STATED PROBLEM: Gather every line from the items below that contains the word "their", and copy each of those lines in full.

LISTING:
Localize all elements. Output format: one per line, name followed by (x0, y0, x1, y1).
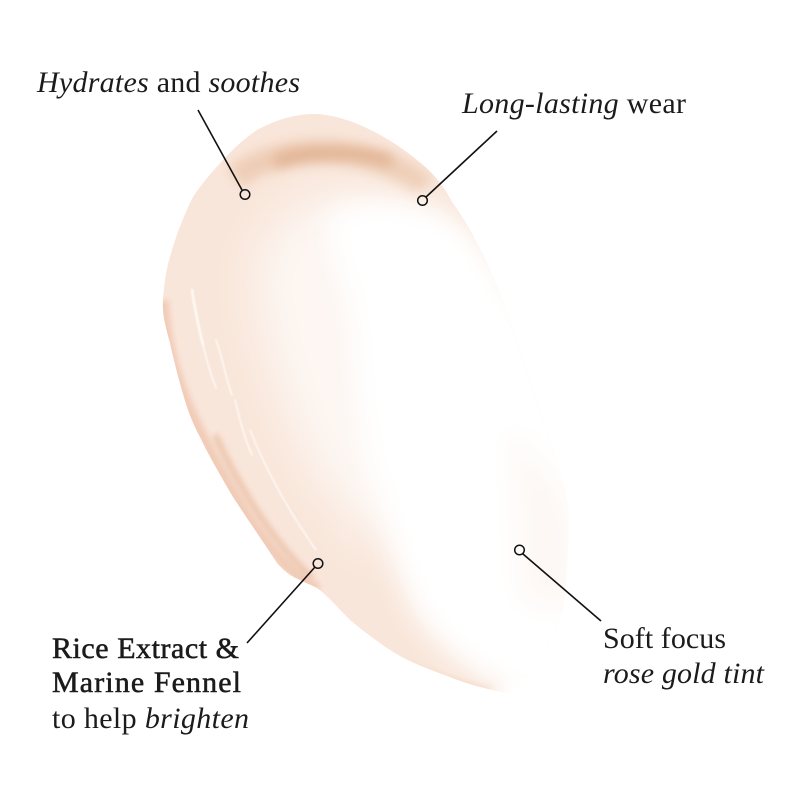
swatch shading (163, 152, 490, 692)
cream swatch (162, 114, 568, 694)
label: hydrates and soothes: Hydrates and soothes (36, 66, 300, 99)
swatch white centre (332, 187, 568, 695)
swatch pale veil (247, 184, 378, 541)
label: long-lasting wear: Long-lasting wear (461, 87, 686, 120)
label: rice extract and marine fennel: Rice Extract & (52, 632, 239, 665)
swatch gloss highlights (192, 290, 316, 550)
label: rice extract and marine fennel: to help brighten (52, 702, 249, 735)
swatch pale right patch (524, 469, 565, 596)
label: soft focus rose gold tint (515, 545, 765, 690)
label: soft focus rose gold tint: rose gold tint (603, 657, 765, 690)
label: rice extract and marine fennel (52, 559, 323, 735)
label: hydrates and soothes (36, 66, 300, 199)
label: long-lasting wear (418, 87, 686, 205)
label: rice extract and marine fennel: Marine Fennel (52, 666, 241, 699)
label: soft focus rose gold tint: Soft focus (603, 622, 726, 655)
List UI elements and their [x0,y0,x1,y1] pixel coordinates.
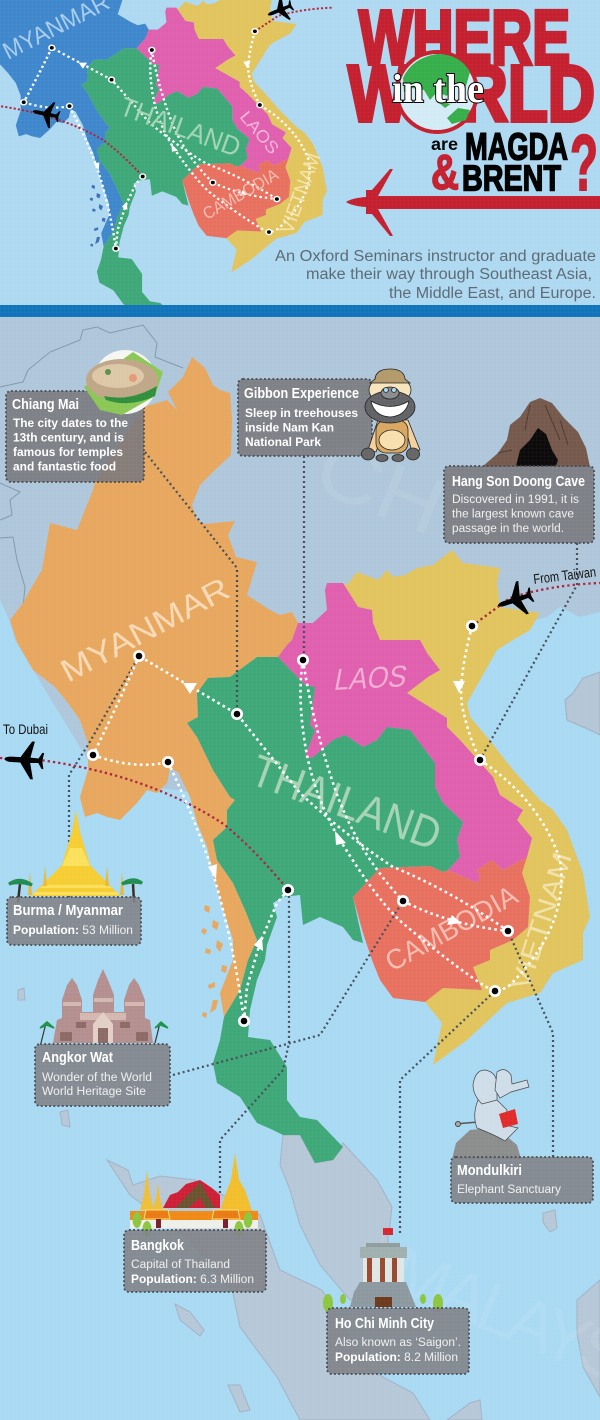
panel: Gibbon Experience: Gibbon Experience [244,386,359,402]
panel: Bangkok: Capital of Thailand [131,1259,230,1271]
panel: Chiang Mai: and fantastic food [13,462,116,474]
icon: noodle dish [84,350,163,415]
icon: elephant reading on a rock [452,1070,529,1159]
faint regional watermarks [304,421,600,1398]
faint regional watermarks: CH [304,421,458,552]
flight paths [0,583,600,890]
title: Where in the World are Magda & Brent?: are [431,134,458,154]
country: Laos [278,583,532,883]
panel: Ho Chi Minh City: Also known as ‘Saigon’. [335,1337,461,1349]
subtitle [275,248,596,302]
panel: Hang Son Doong Cave [444,398,594,543]
main map panel [0,317,600,1420]
country: Myanmar [10,357,298,1018]
country: Thailand [187,657,463,1163]
leader lines [69,452,577,1233]
icon: Ho Chi Minh mausoleum [323,1228,443,1312]
panel: Hang Son Doong Cave: Discovered in 1991, it is [452,494,579,506]
panel: Mondulkiri: Mondulkiri [457,1163,522,1179]
panel: Burma / Myanmar: Population: 53 Million [13,925,133,937]
subtitle: the Middle East, and Europe. [389,285,596,302]
panel: Gibbon Experience: Sleep in treehouses [245,408,358,420]
country labels: MYANMAR [54,570,236,689]
icon: plane from Taiwan [498,568,596,614]
country labels: THAILAND [245,744,448,860]
icon: red plane with trail [346,169,600,236]
panel: Hang Son Doong Cave: passage in the world. [452,523,564,535]
icon: plane to Dubai: To Dubai [3,721,48,737]
panel: Ho Chi Minh City: Population: 8.2 Million [335,1352,458,1364]
icon: Bangkok grand palace [130,1153,258,1237]
panel: Chiang Mai: famous for temples [13,447,123,459]
travel route [93,626,561,1021]
header map of Southeast Asia: LAOS [236,107,283,158]
panel: Chiang Mai: 13th century, and is [13,433,124,445]
title: Where in the World are Magda & Brent? [348,0,598,207]
panel: Angkor Wat: Wonder of the World [42,1072,152,1084]
panel: Chiang Mai [6,350,163,482]
header background [0,0,600,305]
blue divider band [0,305,600,317]
panel: Bangkok [124,1153,266,1292]
icon: golden pagoda [9,810,142,902]
panel: Mondulkiri: Elephant Sanctuary [457,1184,561,1196]
panel: Bangkok: Bangkok [131,1238,185,1254]
country labels: LAOS [332,659,410,697]
panel: Gibbon Experience [238,369,420,462]
panel: Angkor Wat: World Heritage Site [42,1086,146,1098]
country: Vietnam [343,550,590,1065]
panel: Burma / Myanmar: Burma / Myanmar [13,903,123,919]
panel: Gibbon Experience: inside Nam Kan [245,422,334,434]
icon: plane to Dubai [3,721,48,780]
country labels: VIETNAM [505,849,578,994]
panel: Angkor Wat: Angkor Wat [42,1050,113,1066]
subtitle: An Oxford Seminars instructor and graduate [275,248,596,265]
title: Where in the World are Magda & Brent?: & [431,146,459,200]
title: Where in the World are Magda & Brent?: in the [392,66,484,111]
header map of Southeast Asia [0,0,333,327]
panel: Mondulkiri [451,1070,593,1203]
subtitle: make their way through Southeast Asia, [306,266,592,283]
header map of Southeast Asia: THAILAND [116,91,245,163]
title: Where in the World are Magda & Brent?: BRENT [462,158,561,198]
route stops [87,620,514,1027]
icon: gibbon explorer [362,369,420,462]
globe [397,52,477,132]
panel: Chiang Mai: Chiang Mai [12,397,79,413]
icon: cave [482,398,590,467]
country: Cambodia [353,857,530,1002]
icon: Angkor Wat temple [40,969,168,1043]
header map of Southeast Asia: VIETNAM [276,150,325,237]
panel: Chiang Mai: The city dates to the [13,418,128,430]
panel: Ho Chi Minh City [323,1228,469,1374]
panel: Angkor Wat [35,969,170,1106]
header map of Southeast Asia: CAMBODIA [200,165,282,223]
panel: Hang Son Doong Cave: the largest known cave [452,508,574,520]
panel: Gibbon Experience: National Park [245,437,322,449]
panel: Bangkok: Population: 6.3 Million [131,1274,254,1286]
panel: Burma / Myanmar [7,810,142,945]
country labels: CAMBODIA [380,879,523,977]
country labels [54,570,578,994]
panel: Ho Chi Minh City: Ho Chi Minh City [335,1316,434,1332]
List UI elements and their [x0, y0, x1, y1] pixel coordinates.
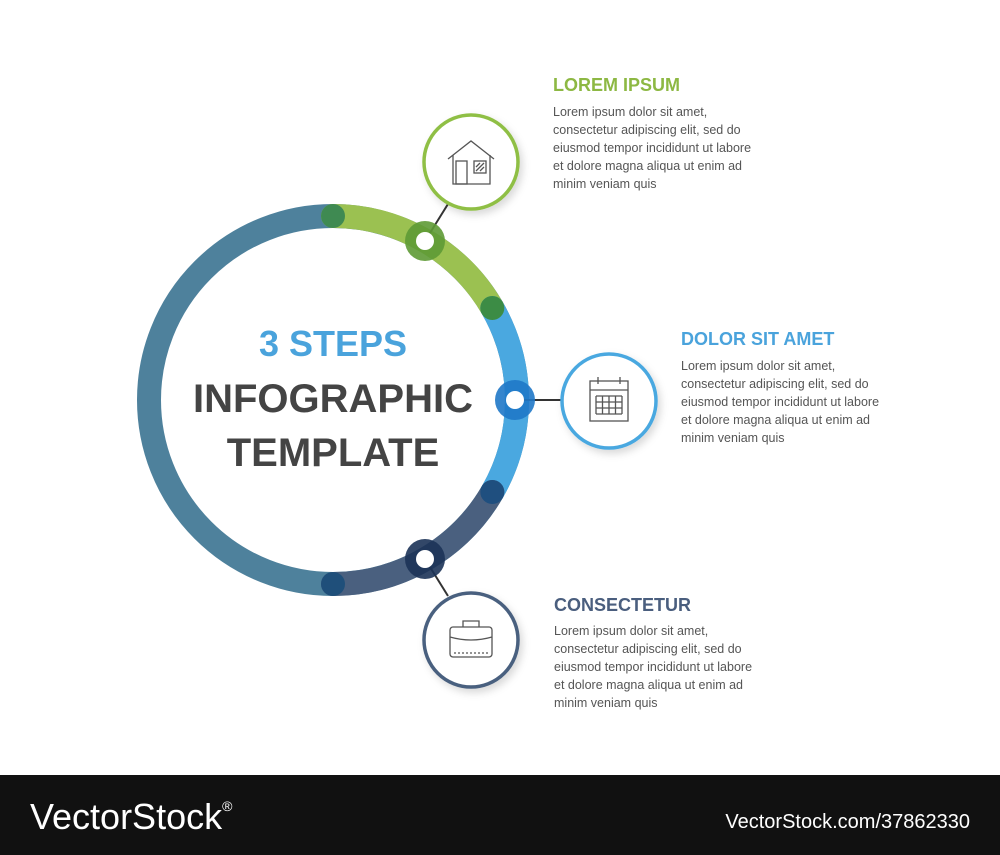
- text block: dolor sit amet: DOLOR SIT AMET: [681, 329, 834, 349]
- text block: consectetur: [554, 595, 752, 710]
- text block: consectetur: minim veniam quis: [554, 696, 658, 710]
- text block: dolor sit amet: consectetur adipiscing elit, sed do: [681, 377, 869, 391]
- text block: consectetur: eiusmod tempor incididunt ut labore: [554, 660, 752, 674]
- center title: INFOGRAPHIC: [193, 377, 473, 421]
- text block: lorem ipsum: eiusmod tempor incididunt ut labore: [553, 141, 751, 155]
- text block: consectetur: consectetur adipiscing elit, sed do: [554, 642, 742, 656]
- center title: TEMPLATE: [227, 431, 439, 475]
- icon circle: calendar: [562, 354, 656, 448]
- text block: dolor sit amet: [681, 329, 879, 445]
- text block: lorem ipsum: et dolore magna aliqua ut enim ad: [553, 159, 742, 173]
- node: step 2: [495, 380, 535, 420]
- connector lines: [425, 204, 562, 596]
- center title: [193, 323, 473, 475]
- text block: dolor sit amet: eiusmod tempor incididunt ut labore: [681, 395, 879, 409]
- center title: 3 STEPS: [259, 323, 407, 364]
- segment: blue: [492, 308, 517, 492]
- text block: consectetur: Lorem ipsum dolor sit amet,: [554, 624, 708, 638]
- text block: consectetur: CONSECTETUR: [554, 595, 691, 615]
- footer bar: VectorStock: [30, 796, 222, 837]
- node: step 1: [405, 221, 445, 261]
- text block: dolor sit amet: et dolore magna aliqua ut enim ad: [681, 413, 870, 427]
- node: step 3: [405, 539, 445, 579]
- footer bar: VectorStock.com/37862330: [725, 811, 970, 833]
- segment: navy: [333, 492, 492, 584]
- icon circle: briefcase: [424, 593, 518, 687]
- text block: lorem ipsum: consectetur adipiscing elit, sed do: [553, 123, 741, 137]
- segment: green: [333, 216, 492, 308]
- text block: consectetur: et dolore magna aliqua ut enim ad: [554, 678, 743, 692]
- text block: dolor sit amet: Lorem ipsum dolor sit amet,: [681, 359, 835, 373]
- icon circle: house: [424, 115, 518, 209]
- main ring: [149, 204, 517, 596]
- text block: lorem ipsum: [553, 75, 751, 191]
- text block: lorem ipsum: minim veniam quis: [553, 177, 657, 191]
- text block: lorem ipsum: LOREM IPSUM: [553, 75, 680, 95]
- footer bar: [0, 775, 1000, 855]
- footer bar: ®: [222, 798, 233, 814]
- text block: dolor sit amet: minim veniam quis: [681, 431, 785, 445]
- text block: lorem ipsum: Lorem ipsum dolor sit amet,: [553, 105, 707, 119]
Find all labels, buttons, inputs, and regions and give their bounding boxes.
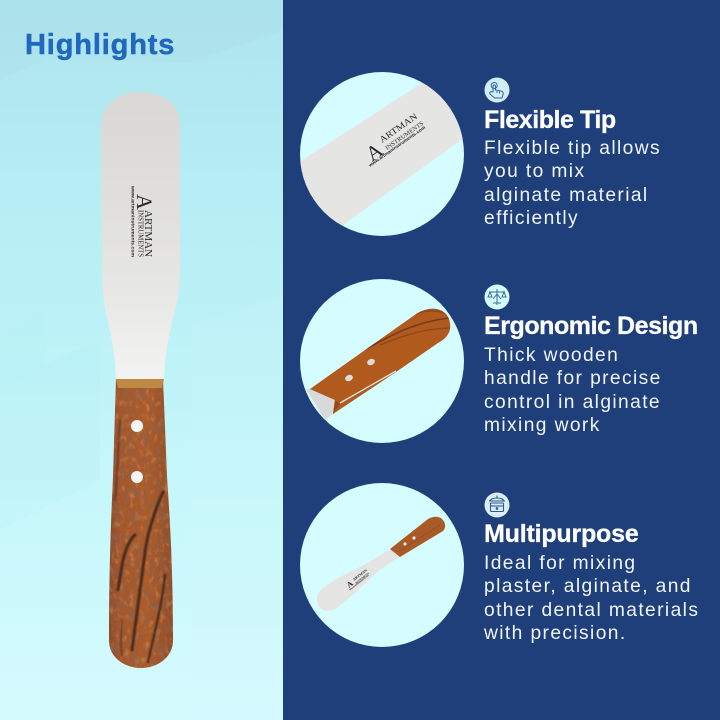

COMPLETED EXERCISE:
List UI elements and their [x0,y0,x1,y1] pixel coordinates.
subtitle: make their way through Southeast Asia, [306,266,592,283]
List UI elements and their [x0, y0, x1, y1] pixel coordinates.
Find all labels, buttons, inputs, and regions and give their bounding boxes.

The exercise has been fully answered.